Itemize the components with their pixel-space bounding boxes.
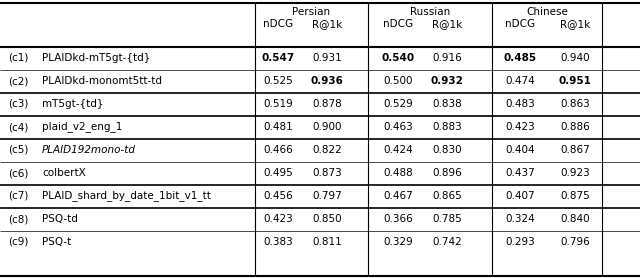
Text: 0.329: 0.329 <box>383 237 413 247</box>
Text: 0.900: 0.900 <box>312 122 342 132</box>
Text: 0.467: 0.467 <box>383 191 413 201</box>
Text: 0.878: 0.878 <box>312 99 342 109</box>
Text: 0.822: 0.822 <box>312 145 342 155</box>
Text: Russian: Russian <box>410 7 450 17</box>
Text: 0.474: 0.474 <box>505 76 535 86</box>
Text: 0.840: 0.840 <box>560 214 590 224</box>
Text: 0.850: 0.850 <box>312 214 342 224</box>
Text: 0.423: 0.423 <box>263 214 293 224</box>
Text: 0.916: 0.916 <box>432 53 462 63</box>
Text: 0.873: 0.873 <box>312 168 342 178</box>
Text: 0.540: 0.540 <box>381 53 415 63</box>
Text: 0.293: 0.293 <box>505 237 535 247</box>
Text: 0.865: 0.865 <box>432 191 462 201</box>
Text: 0.547: 0.547 <box>261 53 294 63</box>
Text: 0.463: 0.463 <box>383 122 413 132</box>
Text: R@1k: R@1k <box>560 19 590 29</box>
Text: (c2): (c2) <box>8 76 28 86</box>
Text: 0.951: 0.951 <box>559 76 591 86</box>
Text: 0.519: 0.519 <box>263 99 293 109</box>
Text: (c7): (c7) <box>8 191 28 201</box>
Text: 0.495: 0.495 <box>263 168 293 178</box>
Text: 0.936: 0.936 <box>310 76 344 86</box>
Text: 0.830: 0.830 <box>432 145 462 155</box>
Text: 0.366: 0.366 <box>383 214 413 224</box>
Text: nDCG: nDCG <box>505 19 535 29</box>
Text: (c3): (c3) <box>8 99 28 109</box>
Text: nDCG: nDCG <box>383 19 413 29</box>
Text: Chinese: Chinese <box>526 7 568 17</box>
Text: 0.940: 0.940 <box>560 53 590 63</box>
Text: PSQ-td: PSQ-td <box>42 214 78 224</box>
Text: mT5gt-{td}: mT5gt-{td} <box>42 99 104 109</box>
Text: 0.500: 0.500 <box>383 76 413 86</box>
Text: (c6): (c6) <box>8 168 28 178</box>
Text: 0.796: 0.796 <box>560 237 590 247</box>
Text: 0.485: 0.485 <box>504 53 536 63</box>
Text: 0.931: 0.931 <box>312 53 342 63</box>
Text: (c4): (c4) <box>8 122 28 132</box>
Text: colbertX: colbertX <box>42 168 86 178</box>
Text: 0.488: 0.488 <box>383 168 413 178</box>
Text: PLAIDkd-monomt5tt-td: PLAIDkd-monomt5tt-td <box>42 76 162 86</box>
Text: 0.896: 0.896 <box>432 168 462 178</box>
Text: 0.811: 0.811 <box>312 237 342 247</box>
Text: 0.424: 0.424 <box>383 145 413 155</box>
Text: 0.456: 0.456 <box>263 191 293 201</box>
Text: R@1k: R@1k <box>432 19 462 29</box>
Text: 0.481: 0.481 <box>263 122 293 132</box>
Text: 0.883: 0.883 <box>432 122 462 132</box>
Text: PSQ-t: PSQ-t <box>42 237 71 247</box>
Text: 0.383: 0.383 <box>263 237 293 247</box>
Text: (c1): (c1) <box>8 53 28 63</box>
Text: 0.785: 0.785 <box>432 214 462 224</box>
Text: Persian: Persian <box>292 7 331 17</box>
Text: 0.797: 0.797 <box>312 191 342 201</box>
Text: 0.483: 0.483 <box>505 99 535 109</box>
Text: 0.404: 0.404 <box>505 145 535 155</box>
Text: 0.863: 0.863 <box>560 99 590 109</box>
Text: R@1k: R@1k <box>312 19 342 29</box>
Text: PLAID192mono-td: PLAID192mono-td <box>42 145 136 155</box>
Text: 0.525: 0.525 <box>263 76 293 86</box>
Text: 0.867: 0.867 <box>560 145 590 155</box>
Text: 0.932: 0.932 <box>431 76 463 86</box>
Text: 0.437: 0.437 <box>505 168 535 178</box>
Text: 0.886: 0.886 <box>560 122 590 132</box>
Text: 0.466: 0.466 <box>263 145 293 155</box>
Text: plaid_v2_eng_1: plaid_v2_eng_1 <box>42 121 122 132</box>
Text: 0.529: 0.529 <box>383 99 413 109</box>
Text: (c5): (c5) <box>8 145 28 155</box>
Text: (c9): (c9) <box>8 237 28 247</box>
Text: 0.407: 0.407 <box>505 191 535 201</box>
Text: 0.875: 0.875 <box>560 191 590 201</box>
Text: 0.742: 0.742 <box>432 237 462 247</box>
Text: nDCG: nDCG <box>263 19 293 29</box>
Text: PLAIDkd-mT5gt-{td}: PLAIDkd-mT5gt-{td} <box>42 53 150 63</box>
Text: 0.423: 0.423 <box>505 122 535 132</box>
Text: 0.324: 0.324 <box>505 214 535 224</box>
Text: 0.923: 0.923 <box>560 168 590 178</box>
Text: 0.838: 0.838 <box>432 99 462 109</box>
Text: (c8): (c8) <box>8 214 28 224</box>
Text: PLAID_shard_by_date_1bit_v1_tt: PLAID_shard_by_date_1bit_v1_tt <box>42 190 211 202</box>
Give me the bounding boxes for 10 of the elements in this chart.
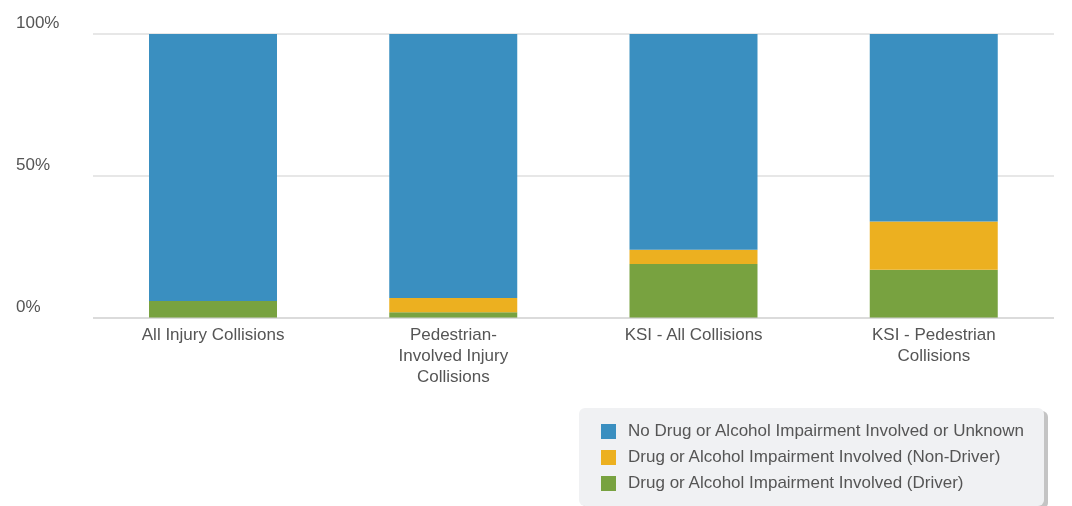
y-tick-label: 100%: [16, 13, 60, 32]
y-tick-label: 50%: [16, 155, 51, 174]
legend-label: No Drug or Alcohol Impairment Involved or Unknown: [628, 421, 1024, 441]
x-tick-label: Pedestrian-Involved Injury Collisions: [398, 325, 509, 386]
x-tick-label: KSI - All Collisions: [624, 325, 763, 344]
y-tick-label: 0%: [16, 297, 41, 316]
legend-label: Drug or Alcohol Impairment Involved (Driver): [628, 473, 964, 493]
x-tick-label: KSI - Pedestrian Collisions: [871, 325, 996, 365]
x-tick-label: All Injury Collisions: [141, 325, 285, 344]
legend-label: Drug or Alcohol Impairment Involved (Non-Driver): [628, 447, 1001, 467]
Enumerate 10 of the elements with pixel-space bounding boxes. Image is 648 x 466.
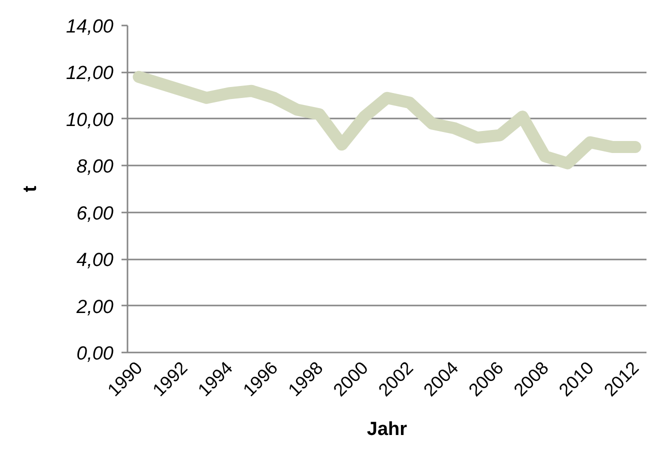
y-tick-label: 2,00 bbox=[76, 296, 114, 318]
y-tick-label: 8,00 bbox=[76, 156, 114, 178]
y-tick-label: 0,00 bbox=[76, 344, 114, 364]
x-axis-title: Jahr bbox=[366, 419, 408, 440]
y-axis-title: t bbox=[20, 185, 41, 192]
y-tick-label: 4,00 bbox=[76, 250, 114, 272]
y-tick-label: 14,00 bbox=[66, 16, 114, 38]
y-tick-label: 10,00 bbox=[66, 110, 114, 131]
y-tick-label: 6,00 bbox=[76, 203, 114, 224]
y-tick-label: 12,00 bbox=[66, 63, 114, 84]
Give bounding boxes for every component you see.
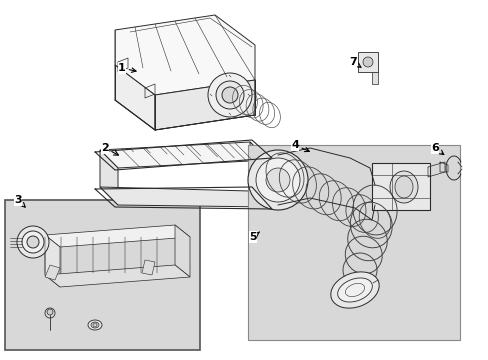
Polygon shape: [45, 225, 190, 247]
Polygon shape: [100, 150, 118, 205]
Ellipse shape: [17, 226, 49, 258]
Text: 2: 2: [101, 143, 118, 155]
Polygon shape: [45, 235, 60, 287]
Text: 1: 1: [118, 63, 136, 73]
Polygon shape: [249, 142, 267, 207]
Text: 5: 5: [249, 232, 259, 242]
Polygon shape: [115, 15, 254, 95]
Ellipse shape: [362, 57, 372, 67]
Text: 4: 4: [290, 140, 309, 152]
Ellipse shape: [22, 231, 44, 253]
Polygon shape: [45, 265, 190, 287]
Ellipse shape: [265, 168, 289, 192]
Ellipse shape: [394, 176, 412, 198]
Ellipse shape: [45, 308, 55, 318]
Text: 7: 7: [348, 57, 360, 67]
Ellipse shape: [47, 309, 53, 315]
Ellipse shape: [93, 323, 97, 327]
Polygon shape: [142, 260, 155, 275]
Ellipse shape: [91, 322, 99, 328]
Ellipse shape: [216, 81, 244, 109]
Text: 3: 3: [14, 195, 25, 207]
Bar: [5, 200, 200, 350]
Polygon shape: [100, 187, 267, 207]
Polygon shape: [371, 163, 429, 210]
Polygon shape: [100, 142, 267, 168]
Polygon shape: [45, 265, 60, 280]
Text: 6: 6: [430, 143, 443, 154]
Ellipse shape: [337, 278, 371, 302]
Ellipse shape: [256, 158, 299, 202]
Polygon shape: [175, 225, 190, 277]
Polygon shape: [357, 52, 377, 72]
Ellipse shape: [88, 320, 102, 330]
Ellipse shape: [389, 171, 417, 203]
Polygon shape: [155, 80, 254, 130]
Polygon shape: [371, 72, 377, 84]
Ellipse shape: [27, 236, 39, 248]
Ellipse shape: [222, 87, 238, 103]
Polygon shape: [247, 145, 459, 340]
Ellipse shape: [207, 73, 251, 117]
Ellipse shape: [330, 272, 378, 308]
Polygon shape: [115, 65, 155, 130]
Ellipse shape: [247, 150, 307, 210]
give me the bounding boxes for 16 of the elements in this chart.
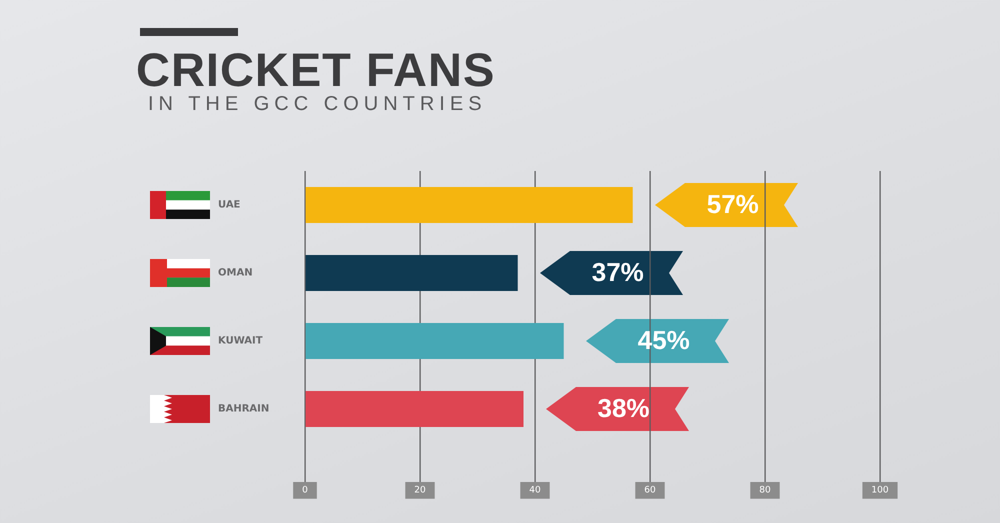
data-label: 37% — [592, 257, 644, 288]
data-label: 38% — [597, 393, 650, 424]
x-tick-label: 40 — [529, 486, 541, 496]
x-tick-label: 100 — [871, 486, 889, 496]
x-tick-label: 60 — [644, 486, 656, 496]
chart-subtitle: IN THE GCC COUNTRIES — [148, 93, 487, 115]
x-tick-label: 20 — [414, 486, 426, 496]
y-tick-label: UAE — [218, 200, 241, 211]
y-tick-label: KUWAIT — [218, 336, 263, 347]
chart-title: CRICKET FANS — [136, 43, 496, 96]
y-tick-label: BAHRAIN — [218, 404, 270, 415]
y-tick-label: OMAN — [218, 268, 253, 279]
data-label: 57% — [706, 189, 759, 220]
data-label: 45% — [638, 325, 690, 356]
x-tick-label: 0 — [302, 486, 308, 496]
x-tick-label: 80 — [759, 486, 771, 496]
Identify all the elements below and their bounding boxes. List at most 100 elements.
------
**Request**
Render the data from the line with "Text: 0.329: 0.329 <box>383 237 413 247</box>" to the line with "Text: Russian: Russian" as a Markdown table with the columns Row and Line. Number each row and skip any blank lines.

**Final result**
| Row | Line |
|---|---|
| 1 | Text: 0.329: 0.329 <box>383 237 413 247</box> |
| 2 | Text: 0.900: 0.900 <box>312 122 342 132</box> |
| 3 | Text: 0.467: 0.467 <box>383 191 413 201</box> |
| 4 | Text: 0.878: 0.878 <box>312 99 342 109</box> |
| 5 | Text: 0.822: 0.822 <box>312 145 342 155</box> |
| 6 | Text: Russian: Russian <box>410 7 450 17</box> |